- [The problem]: Please write out the complete listing that follows, exactly as it reads.

- [Material shown]:
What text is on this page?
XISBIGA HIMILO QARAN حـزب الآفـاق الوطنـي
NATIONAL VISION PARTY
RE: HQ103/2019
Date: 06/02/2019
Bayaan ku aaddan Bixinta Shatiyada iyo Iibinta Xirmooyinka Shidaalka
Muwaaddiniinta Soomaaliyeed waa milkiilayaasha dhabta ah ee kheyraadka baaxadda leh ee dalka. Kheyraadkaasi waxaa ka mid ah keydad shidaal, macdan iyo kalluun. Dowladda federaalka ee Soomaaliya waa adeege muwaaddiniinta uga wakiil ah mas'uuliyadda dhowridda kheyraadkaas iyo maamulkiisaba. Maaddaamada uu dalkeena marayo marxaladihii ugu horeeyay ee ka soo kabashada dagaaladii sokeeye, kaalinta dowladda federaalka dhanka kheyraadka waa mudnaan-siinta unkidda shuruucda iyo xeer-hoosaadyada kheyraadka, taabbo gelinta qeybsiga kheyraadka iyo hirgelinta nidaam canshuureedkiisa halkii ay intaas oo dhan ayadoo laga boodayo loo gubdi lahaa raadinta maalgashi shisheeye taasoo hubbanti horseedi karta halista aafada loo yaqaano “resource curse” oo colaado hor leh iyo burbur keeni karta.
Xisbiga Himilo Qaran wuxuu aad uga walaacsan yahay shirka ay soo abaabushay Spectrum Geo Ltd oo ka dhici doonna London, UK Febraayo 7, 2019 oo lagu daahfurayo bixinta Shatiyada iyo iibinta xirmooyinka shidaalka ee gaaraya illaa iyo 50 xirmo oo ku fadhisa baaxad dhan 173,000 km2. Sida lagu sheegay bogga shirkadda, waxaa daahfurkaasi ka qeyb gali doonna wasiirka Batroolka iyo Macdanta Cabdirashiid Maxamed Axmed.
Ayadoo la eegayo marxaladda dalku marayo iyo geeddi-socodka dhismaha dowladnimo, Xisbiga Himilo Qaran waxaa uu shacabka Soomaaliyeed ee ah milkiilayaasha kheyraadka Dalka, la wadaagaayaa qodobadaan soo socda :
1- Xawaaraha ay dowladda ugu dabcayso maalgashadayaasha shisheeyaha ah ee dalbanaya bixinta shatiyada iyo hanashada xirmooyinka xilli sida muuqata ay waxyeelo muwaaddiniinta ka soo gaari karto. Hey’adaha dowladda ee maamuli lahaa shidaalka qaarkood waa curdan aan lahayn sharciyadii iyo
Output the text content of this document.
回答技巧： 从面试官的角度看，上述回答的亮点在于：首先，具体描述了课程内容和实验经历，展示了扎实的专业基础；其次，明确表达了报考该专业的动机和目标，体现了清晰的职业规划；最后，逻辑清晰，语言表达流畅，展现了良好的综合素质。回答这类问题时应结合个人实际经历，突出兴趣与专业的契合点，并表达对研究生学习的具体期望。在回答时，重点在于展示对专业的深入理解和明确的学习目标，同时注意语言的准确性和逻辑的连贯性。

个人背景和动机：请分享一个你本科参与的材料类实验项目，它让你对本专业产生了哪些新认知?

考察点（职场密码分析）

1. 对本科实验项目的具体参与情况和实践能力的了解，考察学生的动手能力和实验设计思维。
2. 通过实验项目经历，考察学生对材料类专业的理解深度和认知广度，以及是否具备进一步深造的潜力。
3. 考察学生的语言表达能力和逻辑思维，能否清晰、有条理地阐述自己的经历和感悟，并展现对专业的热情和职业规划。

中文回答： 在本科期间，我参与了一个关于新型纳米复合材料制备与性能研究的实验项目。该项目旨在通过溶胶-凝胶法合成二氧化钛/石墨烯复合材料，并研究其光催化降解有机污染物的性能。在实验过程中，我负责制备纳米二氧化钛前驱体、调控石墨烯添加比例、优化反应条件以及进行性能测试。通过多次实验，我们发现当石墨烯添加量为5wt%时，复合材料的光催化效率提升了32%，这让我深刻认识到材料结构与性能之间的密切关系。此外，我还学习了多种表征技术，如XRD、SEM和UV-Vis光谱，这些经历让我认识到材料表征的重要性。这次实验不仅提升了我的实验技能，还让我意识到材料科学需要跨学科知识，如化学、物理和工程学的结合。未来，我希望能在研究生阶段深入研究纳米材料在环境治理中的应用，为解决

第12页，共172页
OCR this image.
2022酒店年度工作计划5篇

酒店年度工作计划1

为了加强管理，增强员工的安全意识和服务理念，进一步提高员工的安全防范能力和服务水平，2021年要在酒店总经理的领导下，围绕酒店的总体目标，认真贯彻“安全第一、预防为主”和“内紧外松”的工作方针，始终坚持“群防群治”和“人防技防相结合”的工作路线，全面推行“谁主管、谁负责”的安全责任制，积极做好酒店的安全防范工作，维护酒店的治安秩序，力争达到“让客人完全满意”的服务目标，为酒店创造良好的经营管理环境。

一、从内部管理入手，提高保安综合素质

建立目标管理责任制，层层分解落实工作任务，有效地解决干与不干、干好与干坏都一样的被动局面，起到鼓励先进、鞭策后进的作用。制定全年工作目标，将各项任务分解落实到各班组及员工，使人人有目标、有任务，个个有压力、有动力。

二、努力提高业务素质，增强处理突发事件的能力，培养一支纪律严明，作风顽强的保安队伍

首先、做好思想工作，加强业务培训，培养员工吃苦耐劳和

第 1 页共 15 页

- [Output of the task]:
What text is on this page?
XISBIGA HIMILO QARAN حـزب الآفـاق الوطنـي
NATIONAL VISION PARTY
RE: HQ103/2019
Date: 06/02/2019
Bayaan ku aaddan Bixinta Shatiyada iyo Iibinta Xirmooyinka Shidaalka
Muwaaddiniinta Soomaaliyeed waa milkiilayaasha dhabta ah ee kheyraadka baaxadda leh ee dalka. Kheyraadkaasi waxaa ka mid ah keydad shidaal, macdan iyo kalluun. Dowladda federaalka ee Soomaaliya waa adeege muwaaddiniinta uga wakiil ah mas'uuliyadda dhowridda kheyraadkaas iyo maamulkiisaba. Maaddaamada uu dalkeena marayo marxaladihii ugu horeeyay ee ka soo kabashada dagaaladii sokeeye, kaalinta dowladda federaalka dhanka kheyraadka waa mudnaan-siinta unkidda shuruucda iyo xeer-hoosaadyada kheyraadka, taabbo gelinta qeybsiga kheyraadka iyo hirgelinta nidaam canshuureedkiisa halkii ay intaas oo dhan ayadoo laga boodayo loo gubdi lahaa raadinta maalgashi shisheeye taasoo hubbanti horseedi karta halista aafada loo yaqaano “resource curse” oo colaado hor leh iyo burbur keeni karta.
Xisbiga Himilo Qaran wuxuu aad uga walaacsan yahay shirka ay soo abaabushay Spectrum Geo Ltd oo ka dhici doonna London, UK Febraayo 7, 2019 oo lagu daahfurayo bixinta Shatiyada iyo iibinta xirmooyinka shidaalka ee gaaraya illaa iyo 50 xirmo oo ku fadhisa baaxad dhan 173,000 km2. Sida lagu sheegay bogga shirkadda, waxaa daahfurkaasi ka qeyb gali doonna wasiirka Batroolka iyo Macdanta Cabdirashiid Maxamed Axmed.
Ayadoo la eegayo marxaladda dalku marayo iyo geeddi-socodka dhismaha dowladnimo, Xisbiga Himilo Qaran waxaa uu shacabka Soomaaliyeed ee ah milkiilayaasha kheyraadka Dalka, la wadaagaayaa qodobadaan soo socda :
1- Xawaaraha ay dowladda ugu dabcayso maalgashadayaasha shisheeyaha ah ee dalbanaya bixinta shatiyada iyo hanashada xirmooyinka xilli sida muuqata ay waxyeelo muwaaddiniinta ka soo gaari karto. Hey’adaha dowladda ee maamuli lahaa shidaalka qaarkood waa curdan aan lahayn sharciyadii iyo
Output the text content of this document.
回答技巧： 从面试官的角度看，上述回答的亮点在于：首先，具体描述了课程内容和实验经历，展示了扎实的专业基础；其次，明确表达了报考该专业的动机和目标，体现了清晰的职业规划；最后，逻辑清晰，语言表达流畅，展现了良好的综合素质。回答这类问题时应结合个人实际经历，突出兴趣与专业的契合点，并表达对研究生学习的具体期望。在回答时，重点在于展示对专业的深入理解和明确的学习目标，同时注意语言的准确性和逻辑的连贯性。

个人背景和动机：请分享一个你本科参与的材料类实验项目，它让你对本专业产生了哪些新认知?

考察点（职场密码分析）

1. 对本科实验项目的具体参与情况和实践能力的了解，考察学生的动手能力和实验设计思维。
2. 通过实验项目经历，考察学生对材料类专业的理解深度和认知广度，以及是否具备进一步深造的潜力。
3. 考察学生的语言表达能力和逻辑思维，能否清晰、有条理地阐述自己的经历和感悟，并展现对专业的热情和职业规划。

中文回答： 在本科期间，我参与了一个关于新型纳米复合材料制备与性能研究的实验项目。该项目旨在通过溶胶-凝胶法合成二氧化钛/石墨烯复合材料，并研究其光催化降解有机污染物的性能。在实验过程中，我负责制备纳米二氧化钛前驱体、调控石墨烯添加比例、优化反应条件以及进行性能测试。通过多次实验，我们发现当石墨烯添加量为5wt%时，复合材料的光催化效率提升了32%，这让我深刻认识到材料结构与性能之间的密切关系。此外，我还学习了多种表征技术，如XRD、SEM和UV-Vis光谱，这些经历让我认识到材料表征的重要性。这次实验不仅提升了我的实验技能，还让我意识到材料科学需要跨学科知识，如化学、物理和工程学的结合。未来，我希望能在研究生阶段深入研究纳米材料在环境治理中的应用，为解决

第12页，共172页
OCR this image.
2022酒店年度工作计划5篇

酒店年度工作计划1

为了加强管理，增强员工的安全意识和服务理念，进一步提高员工的安全防范能力和服务水平，2021年要在酒店总经理的领导下，围绕酒店的总体目标，认真贯彻“安全第一、预防为主”和“内紧外松”的工作方针，始终坚持“群防群治”和“人防技防相结合”的工作路线，全面推行“谁主管、谁负责”的安全责任制，积极做好酒店的安全防范工作，维护酒店的治安秩序，力争达到“让客人完全满意”的服务目标，为酒店创造良好的经营管理环境。

一、从内部管理入手，提高保安综合素质

建立目标管理责任制，层层分解落实工作任务，有效地解决干与不干、干好与干坏都一样的被动局面，起到鼓励先进、鞭策后进的作用。制定全年工作目标，将各项任务分解落实到各班组及员工，使人人有目标、有任务，个个有压力、有动力。

二、努力提高业务素质，增强处理突发事件的能力，培养一支纪律严明，作风顽强的保安队伍

首先、做好思想工作，加强业务培训，培养员工吃苦耐劳和

第 1 页共 15 页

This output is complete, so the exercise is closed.